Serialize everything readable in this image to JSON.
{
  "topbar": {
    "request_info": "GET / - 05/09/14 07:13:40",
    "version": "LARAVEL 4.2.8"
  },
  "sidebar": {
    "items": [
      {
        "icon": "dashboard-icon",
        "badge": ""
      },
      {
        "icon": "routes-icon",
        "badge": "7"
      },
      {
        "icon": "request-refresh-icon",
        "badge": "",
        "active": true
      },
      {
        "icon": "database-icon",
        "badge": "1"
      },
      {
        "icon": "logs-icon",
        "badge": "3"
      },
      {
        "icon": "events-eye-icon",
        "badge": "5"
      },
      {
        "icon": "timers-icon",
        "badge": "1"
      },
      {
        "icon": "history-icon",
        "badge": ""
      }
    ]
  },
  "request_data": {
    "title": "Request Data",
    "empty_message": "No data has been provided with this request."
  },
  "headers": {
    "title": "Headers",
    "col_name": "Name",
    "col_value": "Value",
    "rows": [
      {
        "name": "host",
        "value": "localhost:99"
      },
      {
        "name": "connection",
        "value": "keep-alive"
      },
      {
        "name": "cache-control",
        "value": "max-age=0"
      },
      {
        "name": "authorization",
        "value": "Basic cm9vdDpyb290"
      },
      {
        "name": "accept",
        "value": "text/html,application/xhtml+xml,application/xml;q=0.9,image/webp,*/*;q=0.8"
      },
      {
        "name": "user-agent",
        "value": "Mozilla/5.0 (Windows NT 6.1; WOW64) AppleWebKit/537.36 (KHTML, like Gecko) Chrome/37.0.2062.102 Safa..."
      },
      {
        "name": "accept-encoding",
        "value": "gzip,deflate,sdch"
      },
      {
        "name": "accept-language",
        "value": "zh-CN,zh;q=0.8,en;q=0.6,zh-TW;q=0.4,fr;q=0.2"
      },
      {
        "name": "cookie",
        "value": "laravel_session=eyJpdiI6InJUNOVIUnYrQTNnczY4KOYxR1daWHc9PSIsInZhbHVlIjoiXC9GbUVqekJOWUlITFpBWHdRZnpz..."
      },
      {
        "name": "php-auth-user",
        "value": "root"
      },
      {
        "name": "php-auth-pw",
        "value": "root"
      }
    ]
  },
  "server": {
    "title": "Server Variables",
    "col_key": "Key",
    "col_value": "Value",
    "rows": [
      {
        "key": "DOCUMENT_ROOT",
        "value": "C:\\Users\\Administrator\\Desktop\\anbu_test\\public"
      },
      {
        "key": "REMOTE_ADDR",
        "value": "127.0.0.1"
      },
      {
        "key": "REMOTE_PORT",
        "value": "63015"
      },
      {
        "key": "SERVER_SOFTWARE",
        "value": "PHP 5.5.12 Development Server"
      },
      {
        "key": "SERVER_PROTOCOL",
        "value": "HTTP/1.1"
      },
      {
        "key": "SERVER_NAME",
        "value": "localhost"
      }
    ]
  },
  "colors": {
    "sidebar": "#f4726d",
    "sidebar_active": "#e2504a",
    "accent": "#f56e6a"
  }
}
———
**What to produce**
Write down every line of the data above that includes the string "this".

**Exercise result**
Serialize everything readable in this image to JSON.
    "empty_message": "No data has been provided with this request."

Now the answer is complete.